-- Start of STORED RECORDS --

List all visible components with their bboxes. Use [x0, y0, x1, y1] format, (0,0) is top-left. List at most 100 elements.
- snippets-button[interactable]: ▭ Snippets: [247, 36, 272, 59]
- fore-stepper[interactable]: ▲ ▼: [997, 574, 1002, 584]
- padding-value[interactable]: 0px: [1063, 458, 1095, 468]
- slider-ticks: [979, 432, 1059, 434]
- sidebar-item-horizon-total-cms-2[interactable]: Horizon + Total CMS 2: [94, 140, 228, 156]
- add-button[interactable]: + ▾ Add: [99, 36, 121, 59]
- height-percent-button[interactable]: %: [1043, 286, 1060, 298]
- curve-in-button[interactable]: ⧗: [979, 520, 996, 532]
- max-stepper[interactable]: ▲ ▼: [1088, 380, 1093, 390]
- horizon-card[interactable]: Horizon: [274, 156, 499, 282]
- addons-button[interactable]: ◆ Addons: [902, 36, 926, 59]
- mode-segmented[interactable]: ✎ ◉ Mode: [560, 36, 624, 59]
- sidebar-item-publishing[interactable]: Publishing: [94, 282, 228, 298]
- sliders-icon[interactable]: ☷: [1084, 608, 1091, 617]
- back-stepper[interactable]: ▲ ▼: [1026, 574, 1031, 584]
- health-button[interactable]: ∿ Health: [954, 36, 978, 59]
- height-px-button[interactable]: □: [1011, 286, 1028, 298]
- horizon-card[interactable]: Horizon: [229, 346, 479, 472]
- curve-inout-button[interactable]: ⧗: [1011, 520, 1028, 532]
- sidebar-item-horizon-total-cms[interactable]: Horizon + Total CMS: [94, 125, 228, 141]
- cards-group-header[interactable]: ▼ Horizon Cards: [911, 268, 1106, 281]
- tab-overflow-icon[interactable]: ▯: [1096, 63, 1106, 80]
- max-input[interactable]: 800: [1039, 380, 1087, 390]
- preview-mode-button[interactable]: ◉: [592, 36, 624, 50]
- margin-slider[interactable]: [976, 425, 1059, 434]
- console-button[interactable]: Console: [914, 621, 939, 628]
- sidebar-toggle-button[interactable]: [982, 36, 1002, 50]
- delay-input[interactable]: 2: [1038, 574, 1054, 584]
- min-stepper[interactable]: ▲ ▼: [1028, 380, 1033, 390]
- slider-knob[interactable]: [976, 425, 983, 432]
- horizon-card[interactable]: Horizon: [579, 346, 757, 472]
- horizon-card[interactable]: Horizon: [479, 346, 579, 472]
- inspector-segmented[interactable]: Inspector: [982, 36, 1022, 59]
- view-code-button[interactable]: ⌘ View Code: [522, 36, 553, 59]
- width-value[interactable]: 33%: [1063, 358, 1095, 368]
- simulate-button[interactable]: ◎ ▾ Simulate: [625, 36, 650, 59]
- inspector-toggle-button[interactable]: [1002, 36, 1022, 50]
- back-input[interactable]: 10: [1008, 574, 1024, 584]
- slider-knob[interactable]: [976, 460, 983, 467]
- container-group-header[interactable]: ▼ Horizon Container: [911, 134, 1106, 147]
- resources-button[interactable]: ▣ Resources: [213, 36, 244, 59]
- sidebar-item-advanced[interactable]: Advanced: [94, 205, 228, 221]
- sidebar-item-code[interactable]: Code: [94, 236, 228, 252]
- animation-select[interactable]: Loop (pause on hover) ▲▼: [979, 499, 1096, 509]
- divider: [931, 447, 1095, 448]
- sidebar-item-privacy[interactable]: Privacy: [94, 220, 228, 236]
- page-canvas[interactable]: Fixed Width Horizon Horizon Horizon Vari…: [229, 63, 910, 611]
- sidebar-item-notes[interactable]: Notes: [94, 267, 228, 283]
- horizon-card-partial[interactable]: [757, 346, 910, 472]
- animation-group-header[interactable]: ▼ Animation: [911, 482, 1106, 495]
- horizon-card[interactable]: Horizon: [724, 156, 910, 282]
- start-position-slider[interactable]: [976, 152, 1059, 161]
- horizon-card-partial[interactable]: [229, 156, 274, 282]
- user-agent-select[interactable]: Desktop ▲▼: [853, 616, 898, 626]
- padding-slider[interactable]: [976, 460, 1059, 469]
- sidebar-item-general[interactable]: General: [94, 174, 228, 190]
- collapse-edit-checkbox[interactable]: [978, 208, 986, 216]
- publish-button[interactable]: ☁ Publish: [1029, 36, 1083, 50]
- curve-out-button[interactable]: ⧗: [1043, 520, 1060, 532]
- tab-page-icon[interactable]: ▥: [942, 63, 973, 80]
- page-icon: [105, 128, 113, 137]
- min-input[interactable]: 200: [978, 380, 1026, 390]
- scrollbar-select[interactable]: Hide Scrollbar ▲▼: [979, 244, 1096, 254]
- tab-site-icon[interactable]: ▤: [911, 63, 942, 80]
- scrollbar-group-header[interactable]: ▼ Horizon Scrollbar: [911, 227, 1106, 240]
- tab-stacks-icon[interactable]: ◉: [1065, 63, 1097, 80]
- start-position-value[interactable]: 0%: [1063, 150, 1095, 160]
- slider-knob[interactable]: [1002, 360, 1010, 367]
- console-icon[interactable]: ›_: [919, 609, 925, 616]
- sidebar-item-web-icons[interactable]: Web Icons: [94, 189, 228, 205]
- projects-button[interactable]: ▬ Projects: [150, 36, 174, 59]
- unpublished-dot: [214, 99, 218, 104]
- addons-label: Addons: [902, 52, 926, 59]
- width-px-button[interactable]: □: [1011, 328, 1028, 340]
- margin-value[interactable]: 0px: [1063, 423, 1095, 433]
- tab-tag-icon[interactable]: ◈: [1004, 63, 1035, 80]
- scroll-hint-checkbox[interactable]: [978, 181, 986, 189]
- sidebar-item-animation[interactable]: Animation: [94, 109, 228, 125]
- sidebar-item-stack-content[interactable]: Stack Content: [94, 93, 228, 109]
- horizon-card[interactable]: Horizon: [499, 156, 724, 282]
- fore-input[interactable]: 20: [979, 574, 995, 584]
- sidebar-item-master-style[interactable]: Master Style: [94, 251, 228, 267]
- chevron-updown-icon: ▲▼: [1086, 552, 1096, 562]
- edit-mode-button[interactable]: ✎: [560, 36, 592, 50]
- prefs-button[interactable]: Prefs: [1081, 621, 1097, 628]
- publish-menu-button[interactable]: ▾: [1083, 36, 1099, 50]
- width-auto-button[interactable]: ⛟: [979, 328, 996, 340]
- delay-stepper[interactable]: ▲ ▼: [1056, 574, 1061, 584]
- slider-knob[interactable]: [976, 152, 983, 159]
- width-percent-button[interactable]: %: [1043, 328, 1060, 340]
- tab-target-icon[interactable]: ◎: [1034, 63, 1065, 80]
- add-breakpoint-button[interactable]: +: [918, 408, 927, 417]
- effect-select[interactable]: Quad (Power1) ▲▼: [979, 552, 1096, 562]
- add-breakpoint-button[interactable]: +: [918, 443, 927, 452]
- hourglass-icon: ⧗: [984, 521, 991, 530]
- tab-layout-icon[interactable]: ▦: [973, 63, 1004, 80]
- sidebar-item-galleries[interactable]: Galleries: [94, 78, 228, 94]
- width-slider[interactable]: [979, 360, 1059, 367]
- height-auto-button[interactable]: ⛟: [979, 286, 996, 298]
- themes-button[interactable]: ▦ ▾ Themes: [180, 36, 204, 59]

-- End of STORED RECORDS --

* EXERCISE DETAILS *
Rewrite everything from the start of the material down through the line containing "- height-percent-button[interactable]: %: [1043, 286, 1060, 298]", swapping "elements" for "items" and keeping all else unchanged. Return only those lines.

* EXPECTED ANSWER *
List all visible components with their bboxes. Use [x0, y0, x1, y1] format, (0,0) is top-left. List at most 100 items.
- snippets-button[interactable]: ▭ Snippets: [247, 36, 272, 59]
- fore-stepper[interactable]: ▲ ▼: [997, 574, 1002, 584]
- padding-value[interactable]: 0px: [1063, 458, 1095, 468]
- slider-ticks: [979, 432, 1059, 434]
- sidebar-item-horizon-total-cms-2[interactable]: Horizon + Total CMS 2: [94, 140, 228, 156]
- add-button[interactable]: + ▾ Add: [99, 36, 121, 59]
- height-percent-button[interactable]: %: [1043, 286, 1060, 298]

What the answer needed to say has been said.